— START Dataset rows —

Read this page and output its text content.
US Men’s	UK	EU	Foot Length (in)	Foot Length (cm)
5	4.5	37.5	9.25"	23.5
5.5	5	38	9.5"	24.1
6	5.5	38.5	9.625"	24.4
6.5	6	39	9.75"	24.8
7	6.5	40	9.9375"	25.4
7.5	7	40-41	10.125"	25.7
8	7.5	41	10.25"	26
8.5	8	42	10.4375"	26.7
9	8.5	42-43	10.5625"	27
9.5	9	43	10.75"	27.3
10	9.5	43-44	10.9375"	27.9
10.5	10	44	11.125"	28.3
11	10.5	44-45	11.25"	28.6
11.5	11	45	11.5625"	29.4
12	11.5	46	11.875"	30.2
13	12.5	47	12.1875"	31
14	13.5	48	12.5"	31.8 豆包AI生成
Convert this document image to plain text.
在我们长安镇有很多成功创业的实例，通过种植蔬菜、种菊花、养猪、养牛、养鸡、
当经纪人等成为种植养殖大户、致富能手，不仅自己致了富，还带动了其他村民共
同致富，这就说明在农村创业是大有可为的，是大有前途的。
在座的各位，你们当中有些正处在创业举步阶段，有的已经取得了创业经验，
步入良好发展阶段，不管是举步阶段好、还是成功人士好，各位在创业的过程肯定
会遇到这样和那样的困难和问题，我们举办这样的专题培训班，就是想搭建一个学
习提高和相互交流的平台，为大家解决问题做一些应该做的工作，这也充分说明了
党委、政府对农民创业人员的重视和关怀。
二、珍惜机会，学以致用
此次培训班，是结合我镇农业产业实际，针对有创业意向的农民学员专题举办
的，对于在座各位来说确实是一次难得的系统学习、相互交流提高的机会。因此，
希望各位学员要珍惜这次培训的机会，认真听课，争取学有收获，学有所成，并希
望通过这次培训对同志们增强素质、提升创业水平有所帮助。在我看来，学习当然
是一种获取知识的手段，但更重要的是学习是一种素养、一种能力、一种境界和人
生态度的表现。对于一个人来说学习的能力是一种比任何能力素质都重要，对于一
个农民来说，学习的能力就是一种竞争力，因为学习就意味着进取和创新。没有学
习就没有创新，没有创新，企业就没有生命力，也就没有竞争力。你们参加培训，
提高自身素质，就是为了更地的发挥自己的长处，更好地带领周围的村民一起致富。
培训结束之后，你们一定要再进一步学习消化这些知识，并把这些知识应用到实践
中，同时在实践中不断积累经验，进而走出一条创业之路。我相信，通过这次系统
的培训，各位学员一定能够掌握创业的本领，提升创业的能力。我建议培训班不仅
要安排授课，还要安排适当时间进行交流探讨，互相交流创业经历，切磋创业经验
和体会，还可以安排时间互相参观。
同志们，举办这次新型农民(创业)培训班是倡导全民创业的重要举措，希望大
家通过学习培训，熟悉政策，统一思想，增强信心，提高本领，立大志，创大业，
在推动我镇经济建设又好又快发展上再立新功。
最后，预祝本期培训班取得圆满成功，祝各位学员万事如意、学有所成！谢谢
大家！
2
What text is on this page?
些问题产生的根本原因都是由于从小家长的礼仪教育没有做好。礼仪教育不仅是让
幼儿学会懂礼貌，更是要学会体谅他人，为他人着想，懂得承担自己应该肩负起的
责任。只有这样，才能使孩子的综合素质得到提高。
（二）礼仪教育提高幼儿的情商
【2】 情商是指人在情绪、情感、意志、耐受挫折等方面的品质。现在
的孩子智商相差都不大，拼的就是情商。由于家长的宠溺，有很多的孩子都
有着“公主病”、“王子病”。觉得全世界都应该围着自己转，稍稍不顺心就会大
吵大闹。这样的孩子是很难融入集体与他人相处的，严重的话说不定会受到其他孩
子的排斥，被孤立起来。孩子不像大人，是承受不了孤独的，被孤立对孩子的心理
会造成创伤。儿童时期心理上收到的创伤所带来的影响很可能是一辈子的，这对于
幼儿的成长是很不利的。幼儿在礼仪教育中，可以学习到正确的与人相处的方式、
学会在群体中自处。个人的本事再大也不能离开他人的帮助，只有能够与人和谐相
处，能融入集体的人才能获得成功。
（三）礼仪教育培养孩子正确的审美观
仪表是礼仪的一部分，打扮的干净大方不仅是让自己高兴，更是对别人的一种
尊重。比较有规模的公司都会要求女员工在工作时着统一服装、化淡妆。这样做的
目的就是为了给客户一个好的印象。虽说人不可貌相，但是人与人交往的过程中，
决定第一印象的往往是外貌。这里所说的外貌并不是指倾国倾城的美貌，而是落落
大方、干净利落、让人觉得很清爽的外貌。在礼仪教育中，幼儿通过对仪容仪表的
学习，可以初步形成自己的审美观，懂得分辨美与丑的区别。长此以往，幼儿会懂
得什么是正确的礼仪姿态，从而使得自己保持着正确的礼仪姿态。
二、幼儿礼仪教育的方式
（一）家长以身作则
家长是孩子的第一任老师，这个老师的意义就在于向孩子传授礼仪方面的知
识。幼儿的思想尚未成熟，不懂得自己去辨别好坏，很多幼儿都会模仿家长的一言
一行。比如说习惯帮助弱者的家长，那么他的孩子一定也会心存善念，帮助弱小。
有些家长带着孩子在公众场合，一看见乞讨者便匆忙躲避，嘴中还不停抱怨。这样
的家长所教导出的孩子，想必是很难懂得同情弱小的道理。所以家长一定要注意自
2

— END Dataset rows —

Set task
Return every line of the material exactly.

Worked solution
Read this page and output its text content.
US Men’s	UK	EU	Foot Length (in)	Foot Length (cm)
5	4.5	37.5	9.25"	23.5
5.5	5	38	9.5"	24.1
6	5.5	38.5	9.625"	24.4
6.5	6	39	9.75"	24.8
7	6.5	40	9.9375"	25.4
7.5	7	40-41	10.125"	25.7
8	7.5	41	10.25"	26
8.5	8	42	10.4375"	26.7
9	8.5	42-43	10.5625"	27
9.5	9	43	10.75"	27.3
10	9.5	43-44	10.9375"	27.9
10.5	10	44	11.125"	28.3
11	10.5	44-45	11.25"	28.6
11.5	11	45	11.5625"	29.4
12	11.5	46	11.875"	30.2
13	12.5	47	12.1875"	31
14	13.5	48	12.5"	31.8 豆包AI生成
Convert this document image to plain text.
在我们长安镇有很多成功创业的实例，通过种植蔬菜、种菊花、养猪、养牛、养鸡、
当经纪人等成为种植养殖大户、致富能手，不仅自己致了富，还带动了其他村民共
同致富，这就说明在农村创业是大有可为的，是大有前途的。
在座的各位，你们当中有些正处在创业举步阶段，有的已经取得了创业经验，
步入良好发展阶段，不管是举步阶段好、还是成功人士好，各位在创业的过程肯定
会遇到这样和那样的困难和问题，我们举办这样的专题培训班，就是想搭建一个学
习提高和相互交流的平台，为大家解决问题做一些应该做的工作，这也充分说明了
党委、政府对农民创业人员的重视和关怀。
二、珍惜机会，学以致用
此次培训班，是结合我镇农业产业实际，针对有创业意向的农民学员专题举办
的，对于在座各位来说确实是一次难得的系统学习、相互交流提高的机会。因此，
希望各位学员要珍惜这次培训的机会，认真听课，争取学有收获，学有所成，并希
望通过这次培训对同志们增强素质、提升创业水平有所帮助。在我看来，学习当然
是一种获取知识的手段，但更重要的是学习是一种素养、一种能力、一种境界和人
生态度的表现。对于一个人来说学习的能力是一种比任何能力素质都重要，对于一
个农民来说，学习的能力就是一种竞争力，因为学习就意味着进取和创新。没有学
习就没有创新，没有创新，企业就没有生命力，也就没有竞争力。你们参加培训，
提高自身素质，就是为了更地的发挥自己的长处，更好地带领周围的村民一起致富。
培训结束之后，你们一定要再进一步学习消化这些知识，并把这些知识应用到实践
中，同时在实践中不断积累经验，进而走出一条创业之路。我相信，通过这次系统
的培训，各位学员一定能够掌握创业的本领，提升创业的能力。我建议培训班不仅
要安排授课，还要安排适当时间进行交流探讨，互相交流创业经历，切磋创业经验
和体会，还可以安排时间互相参观。
同志们，举办这次新型农民(创业)培训班是倡导全民创业的重要举措，希望大
家通过学习培训，熟悉政策，统一思想，增强信心，提高本领，立大志，创大业，
在推动我镇经济建设又好又快发展上再立新功。
最后，预祝本期培训班取得圆满成功，祝各位学员万事如意、学有所成！谢谢
大家！
2
What text is on this page?
些问题产生的根本原因都是由于从小家长的礼仪教育没有做好。礼仪教育不仅是让
幼儿学会懂礼貌，更是要学会体谅他人，为他人着想，懂得承担自己应该肩负起的
责任。只有这样，才能使孩子的综合素质得到提高。
（二）礼仪教育提高幼儿的情商
【2】 情商是指人在情绪、情感、意志、耐受挫折等方面的品质。现在
的孩子智商相差都不大，拼的就是情商。由于家长的宠溺，有很多的孩子都
有着“公主病”、“王子病”。觉得全世界都应该围着自己转，稍稍不顺心就会大
吵大闹。这样的孩子是很难融入集体与他人相处的，严重的话说不定会受到其他孩
子的排斥，被孤立起来。孩子不像大人，是承受不了孤独的，被孤立对孩子的心理
会造成创伤。儿童时期心理上收到的创伤所带来的影响很可能是一辈子的，这对于
幼儿的成长是很不利的。幼儿在礼仪教育中，可以学习到正确的与人相处的方式、
学会在群体中自处。个人的本事再大也不能离开他人的帮助，只有能够与人和谐相
处，能融入集体的人才能获得成功。
（三）礼仪教育培养孩子正确的审美观
仪表是礼仪的一部分，打扮的干净大方不仅是让自己高兴，更是对别人的一种
尊重。比较有规模的公司都会要求女员工在工作时着统一服装、化淡妆。这样做的
目的就是为了给客户一个好的印象。虽说人不可貌相，但是人与人交往的过程中，
决定第一印象的往往是外貌。这里所说的外貌并不是指倾国倾城的美貌，而是落落
大方、干净利落、让人觉得很清爽的外貌。在礼仪教育中，幼儿通过对仪容仪表的
学习，可以初步形成自己的审美观，懂得分辨美与丑的区别。长此以往，幼儿会懂
得什么是正确的礼仪姿态，从而使得自己保持着正确的礼仪姿态。
二、幼儿礼仪教育的方式
（一）家长以身作则
家长是孩子的第一任老师，这个老师的意义就在于向孩子传授礼仪方面的知
识。幼儿的思想尚未成熟，不懂得自己去辨别好坏，很多幼儿都会模仿家长的一言
一行。比如说习惯帮助弱者的家长，那么他的孩子一定也会心存善念，帮助弱小。
有些家长带着孩子在公众场合，一看见乞讨者便匆忙躲避，嘴中还不停抱怨。这样
的家长所教导出的孩子，想必是很难懂得同情弱小的道理。所以家长一定要注意自
2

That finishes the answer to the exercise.